* [Excerpted text]
....

Click here for my author page to learn more about me and order my books.
Tradition is a fine thing. I’ve hung on to Thanksgiving even though I live overseas. Actually, I hang onto the holiday probably because I live overseas. We celebrate birthdays, anniversaries, and Christmas.
Our traditions include what I grandly call The Annual Eating of the Elk. The Germans involved in this ritual just refer to it as Elchessen, or the Elk Meal. Whatever.
For years, the Spousal Unit spent two weeks out of every single December, January, February and March up in northern Sweden. The Artic Circle in the dead of winter doesn’t offer much in the way of culinary pleasures. The highlights were these:
Going out for pizza in a pizza parlor run by two Iranian refugees who had fled SAVAK, the Shah’s secret police, and ended up staying. The pizza was meh but every order came with a free dish of cabbage cole slaw. Because cole slaw is traditional? Because cole slaw is Italian? Because cole slaw provides a desperately needed source of Vitamin C?
Fresh reindeer blood, available by the vat in the local grocery store (say Yum everyone!)
White bread that is sweetened
Rumps of elk
It became tradition that my husband and his colleagues always packed German bread and bottles of whiskey in their suitcases before they flew north. Because alcohol is expensive in Sweden, and nights up there are reeeeeally long.
It became tradition that the engineers returned home with packages of elk roasts.
Thorsten, Spousal Unit, Konrad and Gerhard all used to work in Sweden. Only Gerhard still does that gig: he’s now responsible for bringing back the elk. Eventually, this evolved into an on-going 20+ year (!) tradition that Thorsten cooks an entire elk dinner for the engineers and their mates Bettina, Heike, and yours truly. *
It’s almost impossible to find a common weekend free when you’re trying to get a group of Germans together. Those 6 weeks of vacation time they’re famous for getting? Germans take every single minute of that time. Good luck coordinating 7 people’s schedules and pinning down a night when everyone’s available to meet for a dinner. We still talk about the year we ended up eating elk roast in August. It was the hottest day of the summer and over 90° in the apartment. (Thorsten’s kitchen had heated to way over 100°.) The heavy meal and accompanying heavy red wines were deadly.

....

(Saved entries)
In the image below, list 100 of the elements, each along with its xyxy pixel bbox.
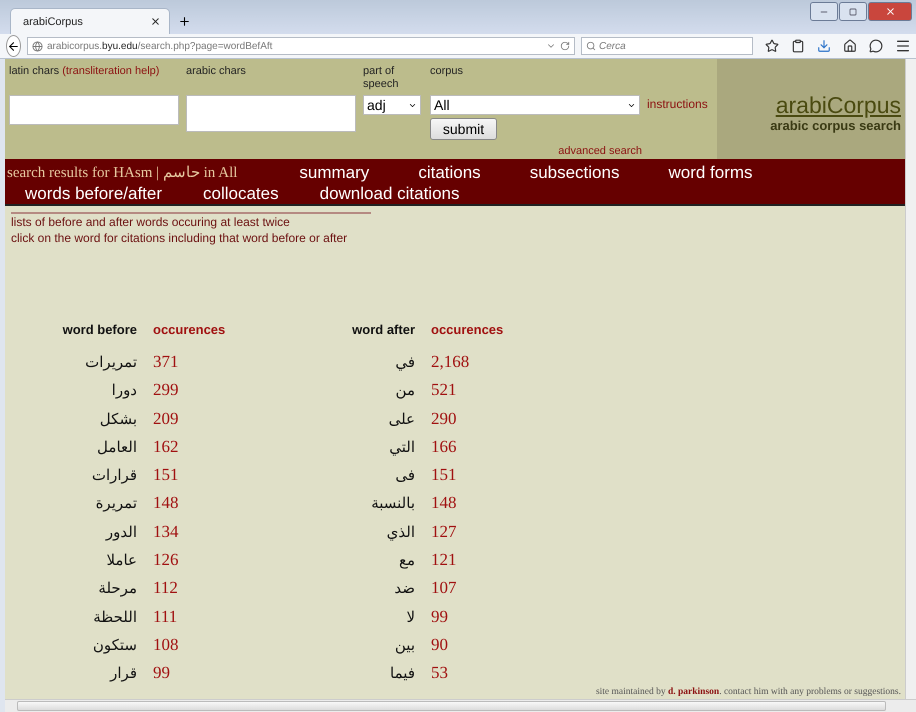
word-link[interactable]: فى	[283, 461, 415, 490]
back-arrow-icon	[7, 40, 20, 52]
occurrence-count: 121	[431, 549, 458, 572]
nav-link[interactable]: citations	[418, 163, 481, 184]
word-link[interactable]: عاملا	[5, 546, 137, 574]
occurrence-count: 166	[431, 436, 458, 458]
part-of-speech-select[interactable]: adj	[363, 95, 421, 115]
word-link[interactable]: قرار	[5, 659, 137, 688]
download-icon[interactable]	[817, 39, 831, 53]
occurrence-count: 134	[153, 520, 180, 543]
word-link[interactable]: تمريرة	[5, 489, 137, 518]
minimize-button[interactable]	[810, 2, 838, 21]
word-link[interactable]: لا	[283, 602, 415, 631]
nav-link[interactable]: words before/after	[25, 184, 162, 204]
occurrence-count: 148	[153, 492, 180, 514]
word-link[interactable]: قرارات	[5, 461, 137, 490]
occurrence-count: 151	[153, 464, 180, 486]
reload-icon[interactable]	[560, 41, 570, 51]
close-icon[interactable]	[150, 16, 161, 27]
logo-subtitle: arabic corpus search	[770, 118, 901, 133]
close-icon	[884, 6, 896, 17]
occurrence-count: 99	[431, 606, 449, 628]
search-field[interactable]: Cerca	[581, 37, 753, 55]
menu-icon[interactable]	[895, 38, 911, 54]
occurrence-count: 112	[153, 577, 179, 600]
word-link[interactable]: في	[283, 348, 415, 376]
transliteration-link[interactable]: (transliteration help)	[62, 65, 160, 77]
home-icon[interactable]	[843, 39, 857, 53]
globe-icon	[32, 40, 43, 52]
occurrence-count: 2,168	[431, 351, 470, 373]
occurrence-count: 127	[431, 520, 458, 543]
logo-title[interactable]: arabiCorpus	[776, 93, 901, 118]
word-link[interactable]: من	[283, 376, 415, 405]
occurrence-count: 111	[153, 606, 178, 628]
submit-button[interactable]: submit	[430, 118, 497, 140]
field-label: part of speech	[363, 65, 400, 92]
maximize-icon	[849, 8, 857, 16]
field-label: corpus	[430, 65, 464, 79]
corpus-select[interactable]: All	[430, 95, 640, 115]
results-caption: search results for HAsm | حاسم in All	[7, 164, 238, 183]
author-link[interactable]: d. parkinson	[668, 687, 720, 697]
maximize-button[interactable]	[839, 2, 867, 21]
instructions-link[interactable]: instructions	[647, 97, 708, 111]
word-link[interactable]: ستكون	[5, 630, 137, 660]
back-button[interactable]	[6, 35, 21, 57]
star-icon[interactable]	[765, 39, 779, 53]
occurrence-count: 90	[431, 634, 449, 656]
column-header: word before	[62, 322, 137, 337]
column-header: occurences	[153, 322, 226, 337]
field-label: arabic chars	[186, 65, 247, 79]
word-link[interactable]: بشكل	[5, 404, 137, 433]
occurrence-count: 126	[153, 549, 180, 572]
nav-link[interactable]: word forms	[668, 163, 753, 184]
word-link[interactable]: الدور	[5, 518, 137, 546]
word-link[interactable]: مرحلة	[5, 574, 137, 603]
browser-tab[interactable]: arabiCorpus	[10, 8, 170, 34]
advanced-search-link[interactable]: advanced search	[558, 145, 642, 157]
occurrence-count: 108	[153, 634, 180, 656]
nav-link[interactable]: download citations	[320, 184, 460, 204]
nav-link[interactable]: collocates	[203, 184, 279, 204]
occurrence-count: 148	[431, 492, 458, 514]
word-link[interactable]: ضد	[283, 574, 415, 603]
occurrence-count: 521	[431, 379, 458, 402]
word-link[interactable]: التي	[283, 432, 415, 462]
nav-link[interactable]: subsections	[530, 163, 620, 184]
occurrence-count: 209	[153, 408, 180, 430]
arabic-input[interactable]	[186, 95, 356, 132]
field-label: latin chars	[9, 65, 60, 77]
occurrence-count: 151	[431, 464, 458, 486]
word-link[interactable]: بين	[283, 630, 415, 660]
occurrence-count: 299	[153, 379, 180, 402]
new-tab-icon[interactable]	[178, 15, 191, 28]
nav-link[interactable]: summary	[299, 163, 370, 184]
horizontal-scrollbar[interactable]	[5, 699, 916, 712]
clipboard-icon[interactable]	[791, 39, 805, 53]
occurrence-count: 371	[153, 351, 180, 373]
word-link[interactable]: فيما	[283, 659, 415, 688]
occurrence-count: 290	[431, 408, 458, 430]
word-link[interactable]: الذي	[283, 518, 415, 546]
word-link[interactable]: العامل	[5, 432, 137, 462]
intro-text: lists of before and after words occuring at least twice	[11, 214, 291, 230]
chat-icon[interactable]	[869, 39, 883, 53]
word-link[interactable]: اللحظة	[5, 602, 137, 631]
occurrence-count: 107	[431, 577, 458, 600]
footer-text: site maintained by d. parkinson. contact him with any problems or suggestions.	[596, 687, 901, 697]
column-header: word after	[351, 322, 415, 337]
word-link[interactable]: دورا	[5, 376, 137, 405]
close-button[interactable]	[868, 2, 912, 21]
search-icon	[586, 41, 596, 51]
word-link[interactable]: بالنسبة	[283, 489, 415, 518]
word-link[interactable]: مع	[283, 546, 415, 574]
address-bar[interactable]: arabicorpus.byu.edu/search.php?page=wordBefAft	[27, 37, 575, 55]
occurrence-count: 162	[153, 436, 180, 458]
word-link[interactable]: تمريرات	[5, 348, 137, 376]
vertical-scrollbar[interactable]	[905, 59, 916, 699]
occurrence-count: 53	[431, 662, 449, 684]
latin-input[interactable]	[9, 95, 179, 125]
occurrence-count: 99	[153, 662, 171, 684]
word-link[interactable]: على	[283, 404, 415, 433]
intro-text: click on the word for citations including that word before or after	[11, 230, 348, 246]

....

* [Task list]
1. List every first name given in the blog post about the annual elk dinner.
2. Write the next part of the blog post about the annual elk dinner, picking up after its final sentence.

* [Answers by task]
1. Thorsten, Konrad, Gerhard, Bettina, Heike

2.
But, Tradition muss sein.
Thorsten has it down to a culinary science, an art form. He marinates the elk in red wine and spices for days. Then he puts it in the oven to roast until it shrinks to about half the original size. Thorsten serves it with gravy, homemade Knödel and cooked red cabbage.
I asked Thorsten for his recipe and have translated it for you here, just in case you have 5 pounds of elk roast hanging around in your freezer.
20 Teile Baguette (ein Teil etwa so gross wie ein kleines Brötchen) abschneiden. Brot in kleine Würfel schneiden. In warmer Milch einweichen. 5 Eier dazugeben, ebenso 250 Gramm gewürfelten und angebratenen Speck. Ebenfalls 2 klein geschnittene und angebratene Zwiebeln dazugeben. 2 Bund Petersilie kleinschneiden und dazugeben, salzen und Muskatnuss reinreiben. Die Masse gut durchmengen bis ein homogener Teig entsteht. Falls die Masse zu trocken ist Milch dazugeben (Teig muss gut durchgezogen sein).
Tennisball grosse Knödel formen und 20 Minuten in Salzwasser ziehen lassen.
Wer keine Zeit hat kann die Petersilie schon fertig geschnitten aus der Tiefkühltruhe nehmen. Ich nehme immer 2 Becher a 40 Gramm.
20 Bread Dumplings
Cut about 20 small bread rolls into small pieces. Soak bread in warm milk. Add 5 eggs and 250 grams of diced, fried bacon. Add two small diced, sautéed onions. Add 2 bunches of chopped parsley, salt, and grated nutmeg. Mix the dough well; add more milk if too dry. Make 20 big dumplings the size of tennis balls and cook them in simmering saltwater for 20 minutes. If you don’t have the time or can’t find fresh parsley, use 2 packets of frozen parlsey.
2 kg Elch
2 Beutel Sauerbratengewürz anrösten und mit 2l Rotwein ablöschen. Kurz aufkochen lassen, Beize abkühlen lassen und Elch für 4 Tage einlegen.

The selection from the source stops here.